- Exercise instructions
Will you give the material below again, every line exactly as it is?
----- Data records
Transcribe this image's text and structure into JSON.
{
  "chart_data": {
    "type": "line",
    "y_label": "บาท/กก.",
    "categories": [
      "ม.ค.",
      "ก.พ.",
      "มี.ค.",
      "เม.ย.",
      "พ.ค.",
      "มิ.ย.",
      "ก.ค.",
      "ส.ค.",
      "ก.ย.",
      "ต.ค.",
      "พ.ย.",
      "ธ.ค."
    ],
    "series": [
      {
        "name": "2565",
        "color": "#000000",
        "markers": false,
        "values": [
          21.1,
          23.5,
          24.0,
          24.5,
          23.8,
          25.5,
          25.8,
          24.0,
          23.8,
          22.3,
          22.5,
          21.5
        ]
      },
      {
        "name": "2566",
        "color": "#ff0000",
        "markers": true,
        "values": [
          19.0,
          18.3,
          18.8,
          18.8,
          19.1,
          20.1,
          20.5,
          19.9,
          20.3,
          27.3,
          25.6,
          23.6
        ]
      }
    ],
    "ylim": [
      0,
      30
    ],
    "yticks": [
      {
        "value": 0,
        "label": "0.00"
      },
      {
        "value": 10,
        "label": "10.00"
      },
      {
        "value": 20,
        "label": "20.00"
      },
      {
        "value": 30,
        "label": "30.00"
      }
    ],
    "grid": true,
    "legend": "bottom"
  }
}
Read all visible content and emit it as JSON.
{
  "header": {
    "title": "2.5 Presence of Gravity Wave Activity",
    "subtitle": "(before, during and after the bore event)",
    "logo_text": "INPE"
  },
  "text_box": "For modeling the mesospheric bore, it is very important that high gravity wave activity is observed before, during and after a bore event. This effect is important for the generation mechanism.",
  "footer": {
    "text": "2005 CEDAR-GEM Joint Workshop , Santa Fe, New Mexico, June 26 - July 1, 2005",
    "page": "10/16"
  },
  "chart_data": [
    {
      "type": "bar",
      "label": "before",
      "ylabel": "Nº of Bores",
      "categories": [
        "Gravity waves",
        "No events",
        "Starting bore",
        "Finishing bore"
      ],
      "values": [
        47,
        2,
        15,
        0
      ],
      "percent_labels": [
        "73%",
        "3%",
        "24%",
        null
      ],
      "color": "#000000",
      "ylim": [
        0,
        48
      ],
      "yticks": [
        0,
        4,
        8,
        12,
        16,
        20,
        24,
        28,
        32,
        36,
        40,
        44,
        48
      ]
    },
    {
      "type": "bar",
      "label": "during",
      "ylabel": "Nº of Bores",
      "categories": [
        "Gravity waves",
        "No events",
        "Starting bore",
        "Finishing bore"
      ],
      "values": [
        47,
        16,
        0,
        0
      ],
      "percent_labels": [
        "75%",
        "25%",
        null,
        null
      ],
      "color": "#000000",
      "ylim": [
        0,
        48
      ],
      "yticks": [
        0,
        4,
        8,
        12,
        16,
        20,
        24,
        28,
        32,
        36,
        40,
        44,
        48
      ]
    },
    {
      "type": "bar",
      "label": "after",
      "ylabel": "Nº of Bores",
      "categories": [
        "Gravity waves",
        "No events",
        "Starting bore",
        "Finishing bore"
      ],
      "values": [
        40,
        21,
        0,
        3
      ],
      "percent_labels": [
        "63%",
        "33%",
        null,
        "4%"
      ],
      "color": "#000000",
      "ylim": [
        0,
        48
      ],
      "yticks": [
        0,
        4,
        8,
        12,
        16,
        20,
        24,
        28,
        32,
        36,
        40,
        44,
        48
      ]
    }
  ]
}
----------
- Complete answer
Transcribe this image's text and structure into JSON.
{
  "chart_data": {
    "type": "line",
    "y_label": "บาท/กก.",
    "categories": [
      "ม.ค.",
      "ก.พ.",
      "มี.ค.",
      "เม.ย.",
      "พ.ค.",
      "มิ.ย.",
      "ก.ค.",
      "ส.ค.",
      "ก.ย.",
      "ต.ค.",
      "พ.ย.",
      "ธ.ค."
    ],
    "series": [
      {
        "name": "2565",
        "color": "#000000",
        "markers": false,
        "values": [
          21.1,
          23.5,
          24.0,
          24.5,
          23.8,
          25.5,
          25.8,
          24.0,
          23.8,
          22.3,
          22.5,
          21.5
        ]
      },
      {
        "name": "2566",
        "color": "#ff0000",
        "markers": true,
        "values": [
          19.0,
          18.3,
          18.8,
          18.8,
          19.1,
          20.1,
          20.5,
          19.9,
          20.3,
          27.3,
          25.6,
          23.6
        ]
      }
    ],
    "ylim": [
      0,
      30
    ],
    "yticks": [
      {
        "value": 0,
        "label": "0.00"
      },
      {
        "value": 10,
        "label": "10.00"
      },
      {
        "value": 20,
        "label": "20.00"
      },
      {
        "value": 30,
        "label": "30.00"
      }
    ],
    "grid": true,
    "legend": "bottom"
  }
}
Read all visible content and emit it as JSON.
{
  "header": {
    "title": "2.5 Presence of Gravity Wave Activity",
    "subtitle": "(before, during and after the bore event)",
    "logo_text": "INPE"
  },
  "text_box": "For modeling the mesospheric bore, it is very important that high gravity wave activity is observed before, during and after a bore event. This effect is important for the generation mechanism.",
  "footer": {
    "text": "2005 CEDAR-GEM Joint Workshop , Santa Fe, New Mexico, June 26 - July 1, 2005",
    "page": "10/16"
  },
  "chart_data": [
    {
      "type": "bar",
      "label": "before",
      "ylabel": "Nº of Bores",
      "categories": [
        "Gravity waves",
        "No events",
        "Starting bore",
        "Finishing bore"
      ],
      "values": [
        47,
        2,
        15,
        0
      ],
      "percent_labels": [
        "73%",
        "3%",
        "24%",
        null
      ],
      "color": "#000000",
      "ylim": [
        0,
        48
      ],
      "yticks": [
        0,
        4,
        8,
        12,
        16,
        20,
        24,
        28,
        32,
        36,
        40,
        44,
        48
      ]
    },
    {
      "type": "bar",
      "label": "during",
      "ylabel": "Nº of Bores",
      "categories": [
        "Gravity waves",
        "No events",
        "Starting bore",
        "Finishing bore"
      ],
      "values": [
        47,
        16,
        0,
        0
      ],
      "percent_labels": [
        "75%",
        "25%",
        null,
        null
      ],
      "color": "#000000",
      "ylim": [
        0,
        48
      ],
      "yticks": [
        0,
        4,
        8,
        12,
        16,
        20,
        24,
        28,
        32,
        36,
        40,
        44,
        48
      ]
    },
    {
      "type": "bar",
      "label": "after",
      "ylabel": "Nº of Bores",
      "categories": [
        "Gravity waves",
        "No events",
        "Starting bore",
        "Finishing bore"
      ],
      "values": [
        40,
        21,
        0,
        3
      ],
      "percent_labels": [
        "63%",
        "33%",
        null,
        "4%"
      ],
      "color": "#000000",
      "ylim": [
        0,
        48
      ],
      "yticks": [
        0,
        4,
        8,
        12,
        16,
        20,
        24,
        28,
        32,
        36,
        40,
        44,
        48
      ]
    }
  ]
}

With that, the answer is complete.